## What you are asked to do:
Print the entries below in their entirety, exactly as they are written.

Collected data
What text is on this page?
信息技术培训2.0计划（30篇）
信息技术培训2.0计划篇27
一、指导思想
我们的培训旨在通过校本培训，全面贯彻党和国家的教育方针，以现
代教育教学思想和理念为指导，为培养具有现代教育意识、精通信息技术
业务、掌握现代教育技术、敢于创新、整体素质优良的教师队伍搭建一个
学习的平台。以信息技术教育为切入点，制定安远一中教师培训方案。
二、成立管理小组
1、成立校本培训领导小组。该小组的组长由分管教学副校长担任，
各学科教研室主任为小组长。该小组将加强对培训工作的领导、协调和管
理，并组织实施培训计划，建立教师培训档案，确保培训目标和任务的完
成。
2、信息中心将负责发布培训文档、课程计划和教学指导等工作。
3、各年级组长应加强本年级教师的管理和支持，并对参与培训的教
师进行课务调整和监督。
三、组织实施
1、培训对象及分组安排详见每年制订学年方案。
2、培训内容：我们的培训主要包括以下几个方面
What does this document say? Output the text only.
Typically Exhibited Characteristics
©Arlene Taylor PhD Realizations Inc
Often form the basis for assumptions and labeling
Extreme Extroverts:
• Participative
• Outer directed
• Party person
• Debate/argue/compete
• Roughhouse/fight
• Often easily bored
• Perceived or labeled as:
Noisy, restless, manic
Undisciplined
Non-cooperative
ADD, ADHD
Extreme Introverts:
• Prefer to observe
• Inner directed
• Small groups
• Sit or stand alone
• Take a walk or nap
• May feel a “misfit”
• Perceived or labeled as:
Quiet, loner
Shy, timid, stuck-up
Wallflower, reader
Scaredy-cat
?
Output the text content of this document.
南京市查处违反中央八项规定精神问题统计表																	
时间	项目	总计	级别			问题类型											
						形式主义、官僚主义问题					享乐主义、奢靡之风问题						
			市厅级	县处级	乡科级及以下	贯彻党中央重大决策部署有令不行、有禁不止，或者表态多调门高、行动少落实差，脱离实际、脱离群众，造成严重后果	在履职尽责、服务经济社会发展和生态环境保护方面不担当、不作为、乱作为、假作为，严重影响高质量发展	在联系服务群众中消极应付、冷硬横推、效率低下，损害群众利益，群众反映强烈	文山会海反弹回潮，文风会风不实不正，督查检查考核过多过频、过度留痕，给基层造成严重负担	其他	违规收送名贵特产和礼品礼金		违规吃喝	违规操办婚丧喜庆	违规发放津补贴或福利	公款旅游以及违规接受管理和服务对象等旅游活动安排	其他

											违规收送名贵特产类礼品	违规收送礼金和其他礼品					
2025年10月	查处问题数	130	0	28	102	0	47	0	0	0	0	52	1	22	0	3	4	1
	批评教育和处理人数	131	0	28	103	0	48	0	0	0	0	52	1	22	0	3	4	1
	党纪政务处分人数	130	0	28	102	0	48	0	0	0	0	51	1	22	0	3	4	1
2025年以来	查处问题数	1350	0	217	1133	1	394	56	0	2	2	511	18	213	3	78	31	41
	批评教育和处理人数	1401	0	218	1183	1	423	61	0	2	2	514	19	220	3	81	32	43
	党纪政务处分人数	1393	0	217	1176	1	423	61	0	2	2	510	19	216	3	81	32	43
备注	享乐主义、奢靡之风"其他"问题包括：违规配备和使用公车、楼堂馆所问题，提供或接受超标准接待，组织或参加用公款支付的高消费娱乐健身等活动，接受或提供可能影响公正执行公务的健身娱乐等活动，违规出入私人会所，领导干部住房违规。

## Answer to the problem:
What text is on this page?
信息技术培训2.0计划（30篇）
信息技术培训2.0计划篇27
一、指导思想
我们的培训旨在通过校本培训，全面贯彻党和国家的教育方针，以现
代教育教学思想和理念为指导，为培养具有现代教育意识、精通信息技术
业务、掌握现代教育技术、敢于创新、整体素质优良的教师队伍搭建一个
学习的平台。以信息技术教育为切入点，制定安远一中教师培训方案。
二、成立管理小组
1、成立校本培训领导小组。该小组的组长由分管教学副校长担任，
各学科教研室主任为小组长。该小组将加强对培训工作的领导、协调和管
理，并组织实施培训计划，建立教师培训档案，确保培训目标和任务的完
成。
2、信息中心将负责发布培训文档、课程计划和教学指导等工作。
3、各年级组长应加强本年级教师的管理和支持，并对参与培训的教
师进行课务调整和监督。
三、组织实施
1、培训对象及分组安排详见每年制订学年方案。
2、培训内容：我们的培训主要包括以下几个方面
What does this document say? Output the text only.
Typically Exhibited Characteristics
©Arlene Taylor PhD Realizations Inc
Often form the basis for assumptions and labeling
Extreme Extroverts:
• Participative
• Outer directed
• Party person
• Debate/argue/compete
• Roughhouse/fight
• Often easily bored
• Perceived or labeled as:
Noisy, restless, manic
Undisciplined
Non-cooperative
ADD, ADHD
Extreme Introverts:
• Prefer to observe
• Inner directed
• Small groups
• Sit or stand alone
• Take a walk or nap
• May feel a “misfit”
• Perceived or labeled as:
Quiet, loner
Shy, timid, stuck-up
Wallflower, reader
Scaredy-cat
?
Output the text content of this document.
南京市查处违反中央八项规定精神问题统计表																	
时间	项目	总计	级别			问题类型											
						形式主义、官僚主义问题					享乐主义、奢靡之风问题						
			市厅级	县处级	乡科级及以下	贯彻党中央重大决策部署有令不行、有禁不止，或者表态多调门高、行动少落实差，脱离实际、脱离群众，造成严重后果	在履职尽责、服务经济社会发展和生态环境保护方面不担当、不作为、乱作为、假作为，严重影响高质量发展	在联系服务群众中消极应付、冷硬横推、效率低下，损害群众利益，群众反映强烈	文山会海反弹回潮，文风会风不实不正，督查检查考核过多过频、过度留痕，给基层造成严重负担	其他	违规收送名贵特产和礼品礼金		违规吃喝	违规操办婚丧喜庆	违规发放津补贴或福利	公款旅游以及违规接受管理和服务对象等旅游活动安排	其他

											违规收送名贵特产类礼品	违规收送礼金和其他礼品					
2025年10月	查处问题数	130	0	28	102	0	47	0	0	0	0	52	1	22	0	3	4	1
	批评教育和处理人数	131	0	28	103	0	48	0	0	0	0	52	1	22	0	3	4	1
	党纪政务处分人数	130	0	28	102	0	48	0	0	0	0	51	1	22	0	3	4	1
2025年以来	查处问题数	1350	0	217	1133	1	394	56	0	2	2	511	18	213	3	78	31	41
	批评教育和处理人数	1401	0	218	1183	1	423	61	0	2	2	514	19	220	3	81	32	43
	党纪政务处分人数	1393	0	217	1176	1	423	61	0	2	2	510	19	216	3	81	32	43
备注	享乐主义、奢靡之风"其他"问题包括：违规配备和使用公车、楼堂馆所问题，提供或接受超标准接待，组织或参加用公款支付的高消费娱乐健身等活动，接受或提供可能影响公正执行公务的健身娱乐等活动，违规出入私人会所，领导干部住房违规。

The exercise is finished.